▸ INPUT ROWS:
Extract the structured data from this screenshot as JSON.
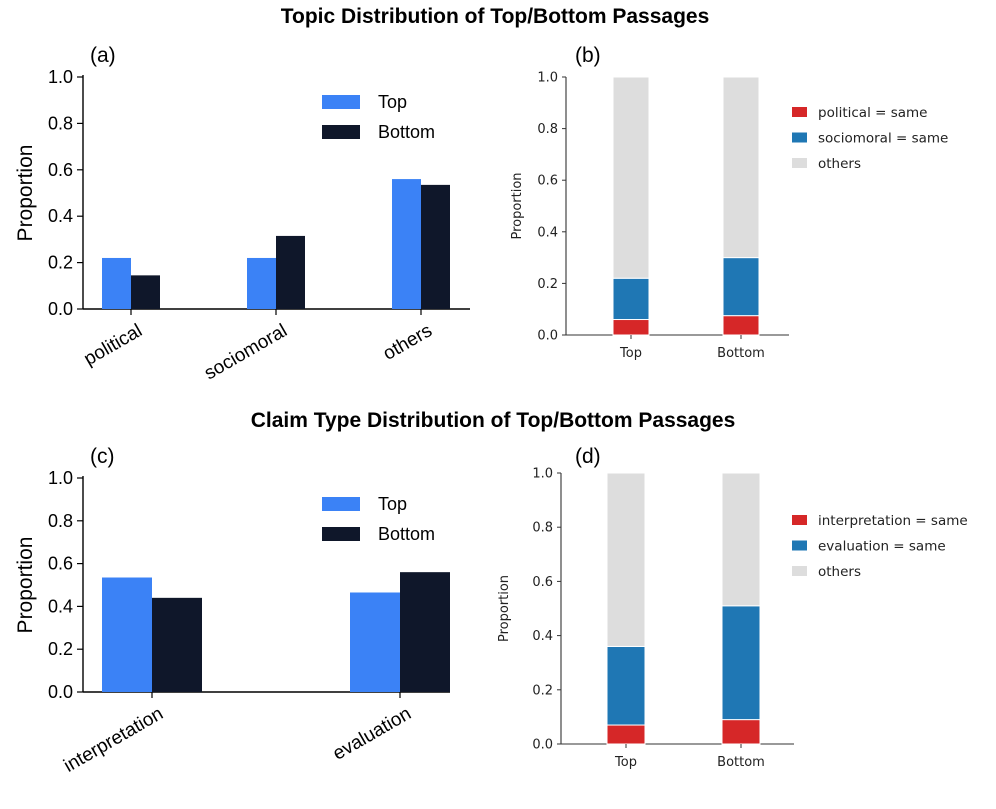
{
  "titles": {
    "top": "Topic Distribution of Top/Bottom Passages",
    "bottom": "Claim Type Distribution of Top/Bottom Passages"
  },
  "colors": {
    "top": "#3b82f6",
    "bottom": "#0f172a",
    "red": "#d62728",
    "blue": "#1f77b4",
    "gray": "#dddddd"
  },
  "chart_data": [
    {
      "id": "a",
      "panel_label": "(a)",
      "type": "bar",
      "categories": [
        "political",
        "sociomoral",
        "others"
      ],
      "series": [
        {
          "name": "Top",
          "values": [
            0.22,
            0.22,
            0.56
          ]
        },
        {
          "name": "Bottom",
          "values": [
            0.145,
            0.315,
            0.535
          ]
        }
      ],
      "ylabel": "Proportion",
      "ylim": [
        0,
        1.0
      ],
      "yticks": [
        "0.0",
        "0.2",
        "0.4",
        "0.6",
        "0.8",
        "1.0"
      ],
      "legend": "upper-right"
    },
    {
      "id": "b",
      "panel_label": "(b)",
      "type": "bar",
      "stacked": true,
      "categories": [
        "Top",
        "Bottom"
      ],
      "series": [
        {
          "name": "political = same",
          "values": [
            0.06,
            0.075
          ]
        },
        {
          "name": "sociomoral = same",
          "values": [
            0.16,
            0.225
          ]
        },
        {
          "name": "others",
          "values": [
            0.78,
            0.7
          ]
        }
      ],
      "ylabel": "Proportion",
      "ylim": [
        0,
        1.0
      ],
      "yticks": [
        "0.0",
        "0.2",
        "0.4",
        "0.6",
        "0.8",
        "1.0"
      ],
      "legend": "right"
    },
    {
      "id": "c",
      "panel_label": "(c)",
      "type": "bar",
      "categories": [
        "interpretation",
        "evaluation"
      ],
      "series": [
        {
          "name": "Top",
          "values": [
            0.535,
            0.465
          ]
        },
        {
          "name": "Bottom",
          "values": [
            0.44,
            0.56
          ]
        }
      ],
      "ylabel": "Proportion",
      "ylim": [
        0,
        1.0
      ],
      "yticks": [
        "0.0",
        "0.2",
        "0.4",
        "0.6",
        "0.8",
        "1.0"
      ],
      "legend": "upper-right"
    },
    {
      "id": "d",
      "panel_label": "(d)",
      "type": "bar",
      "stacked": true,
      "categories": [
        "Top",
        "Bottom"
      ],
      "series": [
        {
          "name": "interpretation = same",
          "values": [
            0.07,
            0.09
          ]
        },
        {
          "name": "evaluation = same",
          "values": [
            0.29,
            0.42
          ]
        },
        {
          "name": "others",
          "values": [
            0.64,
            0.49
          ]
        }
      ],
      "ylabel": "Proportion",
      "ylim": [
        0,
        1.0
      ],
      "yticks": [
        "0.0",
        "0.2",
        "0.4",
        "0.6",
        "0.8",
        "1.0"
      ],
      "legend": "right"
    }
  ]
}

▸ GIVEN EXERCISE: Print out the material word for word, omitting the pictures.

▸ RESPONSE:
Extract the structured data from this screenshot as JSON.
{
  "titles": {
    "top": "Topic Distribution of Top/Bottom Passages",
    "bottom": "Claim Type Distribution of Top/Bottom Passages"
  },
  "colors": {
    "top": "#3b82f6",
    "bottom": "#0f172a",
    "red": "#d62728",
    "blue": "#1f77b4",
    "gray": "#dddddd"
  },
  "chart_data": [
    {
      "id": "a",
      "panel_label": "(a)",
      "type": "bar",
      "categories": [
        "political",
        "sociomoral",
        "others"
      ],
      "series": [
        {
          "name": "Top",
          "values": [
            0.22,
            0.22,
            0.56
          ]
        },
        {
          "name": "Bottom",
          "values": [
            0.145,
            0.315,
            0.535
          ]
        }
      ],
      "ylabel": "Proportion",
      "ylim": [
        0,
        1.0
      ],
      "yticks": [
        "0.0",
        "0.2",
        "0.4",
        "0.6",
        "0.8",
        "1.0"
      ],
      "legend": "upper-right"
    },
    {
      "id": "b",
      "panel_label": "(b)",
      "type": "bar",
      "stacked": true,
      "categories": [
        "Top",
        "Bottom"
      ],
      "series": [
        {
          "name": "political = same",
          "values": [
            0.06,
            0.075
          ]
        },
        {
          "name": "sociomoral = same",
          "values": [
            0.16,
            0.225
          ]
        },
        {
          "name": "others",
          "values": [
            0.78,
            0.7
          ]
        }
      ],
      "ylabel": "Proportion",
      "ylim": [
        0,
        1.0
      ],
      "yticks": [
        "0.0",
        "0.2",
        "0.4",
        "0.6",
        "0.8",
        "1.0"
      ],
      "legend": "right"
    },
    {
      "id": "c",
      "panel_label": "(c)",
      "type": "bar",
      "categories": [
        "interpretation",
        "evaluation"
      ],
      "series": [
        {
          "name": "Top",
          "values": [
            0.535,
            0.465
          ]
        },
        {
          "name": "Bottom",
          "values": [
            0.44,
            0.56
          ]
        }
      ],
      "ylabel": "Proportion",
      "ylim": [
        0,
        1.0
      ],
      "yticks": [
        "0.0",
        "0.2",
        "0.4",
        "0.6",
        "0.8",
        "1.0"
      ],
      "legend": "upper-right"
    },
    {
      "id": "d",
      "panel_label": "(d)",
      "type": "bar",
      "stacked": true,
      "categories": [
        "Top",
        "Bottom"
      ],
      "series": [
        {
          "name": "interpretation = same",
          "values": [
            0.07,
            0.09
          ]
        },
        {
          "name": "evaluation = same",
          "values": [
            0.29,
            0.42
          ]
        },
        {
          "name": "others",
          "values": [
            0.64,
            0.49
          ]
        }
      ],
      "ylabel": "Proportion",
      "ylim": [
        0,
        1.0
      ],
      "yticks": [
        "0.0",
        "0.2",
        "0.4",
        "0.6",
        "0.8",
        "1.0"
      ],
      "legend": "right"
    }
  ]
}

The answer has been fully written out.